Challenge: Retype all of the data. Every line must match exactly.

Input data:
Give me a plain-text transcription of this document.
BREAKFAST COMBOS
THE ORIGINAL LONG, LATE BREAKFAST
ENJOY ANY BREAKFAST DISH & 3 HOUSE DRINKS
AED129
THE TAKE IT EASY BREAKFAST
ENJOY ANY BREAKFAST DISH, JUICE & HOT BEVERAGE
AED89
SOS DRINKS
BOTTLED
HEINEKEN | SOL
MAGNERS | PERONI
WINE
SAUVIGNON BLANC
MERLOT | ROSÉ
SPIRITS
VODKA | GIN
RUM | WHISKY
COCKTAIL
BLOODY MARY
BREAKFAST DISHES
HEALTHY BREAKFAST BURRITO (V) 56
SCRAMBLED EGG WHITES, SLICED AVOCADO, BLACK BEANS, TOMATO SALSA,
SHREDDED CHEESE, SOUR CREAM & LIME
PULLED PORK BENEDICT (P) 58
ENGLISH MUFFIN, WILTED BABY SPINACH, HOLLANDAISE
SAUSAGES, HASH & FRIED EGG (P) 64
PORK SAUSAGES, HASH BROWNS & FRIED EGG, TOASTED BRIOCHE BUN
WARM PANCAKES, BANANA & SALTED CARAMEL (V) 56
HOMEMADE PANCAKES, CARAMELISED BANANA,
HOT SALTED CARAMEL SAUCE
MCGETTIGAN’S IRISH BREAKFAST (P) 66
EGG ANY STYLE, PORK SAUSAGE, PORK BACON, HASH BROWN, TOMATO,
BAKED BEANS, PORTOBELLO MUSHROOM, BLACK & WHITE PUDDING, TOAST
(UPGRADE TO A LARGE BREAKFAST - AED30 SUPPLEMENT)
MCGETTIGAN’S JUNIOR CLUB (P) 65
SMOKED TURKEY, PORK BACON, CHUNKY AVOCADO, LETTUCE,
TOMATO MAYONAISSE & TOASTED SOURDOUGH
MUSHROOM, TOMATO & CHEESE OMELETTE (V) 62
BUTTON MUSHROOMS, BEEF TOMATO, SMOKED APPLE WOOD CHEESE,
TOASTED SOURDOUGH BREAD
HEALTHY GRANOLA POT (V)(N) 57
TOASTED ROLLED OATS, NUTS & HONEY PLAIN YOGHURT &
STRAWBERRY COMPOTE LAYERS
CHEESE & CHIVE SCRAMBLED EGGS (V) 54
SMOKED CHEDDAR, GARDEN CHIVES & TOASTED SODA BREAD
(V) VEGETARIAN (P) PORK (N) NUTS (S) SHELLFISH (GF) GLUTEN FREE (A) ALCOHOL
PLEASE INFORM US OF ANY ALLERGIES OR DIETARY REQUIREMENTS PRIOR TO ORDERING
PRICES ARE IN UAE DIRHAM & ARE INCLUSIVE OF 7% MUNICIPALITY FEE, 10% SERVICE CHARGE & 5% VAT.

Final result:
Give me a plain-text transcription of this document.
BREAKFAST COMBOS
THE ORIGINAL LONG, LATE BREAKFAST
ENJOY ANY BREAKFAST DISH & 3 HOUSE DRINKS
AED129
THE TAKE IT EASY BREAKFAST
ENJOY ANY BREAKFAST DISH, JUICE & HOT BEVERAGE
AED89
SOS DRINKS
BOTTLED
HEINEKEN | SOL
MAGNERS | PERONI
WINE
SAUVIGNON BLANC
MERLOT | ROSÉ
SPIRITS
VODKA | GIN
RUM | WHISKY
COCKTAIL
BLOODY MARY
BREAKFAST DISHES
HEALTHY BREAKFAST BURRITO (V) 56
SCRAMBLED EGG WHITES, SLICED AVOCADO, BLACK BEANS, TOMATO SALSA,
SHREDDED CHEESE, SOUR CREAM & LIME
PULLED PORK BENEDICT (P) 58
ENGLISH MUFFIN, WILTED BABY SPINACH, HOLLANDAISE
SAUSAGES, HASH & FRIED EGG (P) 64
PORK SAUSAGES, HASH BROWNS & FRIED EGG, TOASTED BRIOCHE BUN
WARM PANCAKES, BANANA & SALTED CARAMEL (V) 56
HOMEMADE PANCAKES, CARAMELISED BANANA,
HOT SALTED CARAMEL SAUCE
MCGETTIGAN’S IRISH BREAKFAST (P) 66
EGG ANY STYLE, PORK SAUSAGE, PORK BACON, HASH BROWN, TOMATO,
BAKED BEANS, PORTOBELLO MUSHROOM, BLACK & WHITE PUDDING, TOAST
(UPGRADE TO A LARGE BREAKFAST - AED30 SUPPLEMENT)
MCGETTIGAN’S JUNIOR CLUB (P) 65
SMOKED TURKEY, PORK BACON, CHUNKY AVOCADO, LETTUCE,
TOMATO MAYONAISSE & TOASTED SOURDOUGH
MUSHROOM, TOMATO & CHEESE OMELETTE (V) 62
BUTTON MUSHROOMS, BEEF TOMATO, SMOKED APPLE WOOD CHEESE,
TOASTED SOURDOUGH BREAD
HEALTHY GRANOLA POT (V)(N) 57
TOASTED ROLLED OATS, NUTS & HONEY PLAIN YOGHURT &
STRAWBERRY COMPOTE LAYERS
CHEESE & CHIVE SCRAMBLED EGGS (V) 54
SMOKED CHEDDAR, GARDEN CHIVES & TOASTED SODA BREAD
(V) VEGETARIAN (P) PORK (N) NUTS (S) SHELLFISH (GF) GLUTEN FREE (A) ALCOHOL
PLEASE INFORM US OF ANY ALLERGIES OR DIETARY REQUIREMENTS PRIOR TO ORDERING
PRICES ARE IN UAE DIRHAM & ARE INCLUSIVE OF 7% MUNICIPALITY FEE, 10% SERVICE CHARGE & 5% VAT.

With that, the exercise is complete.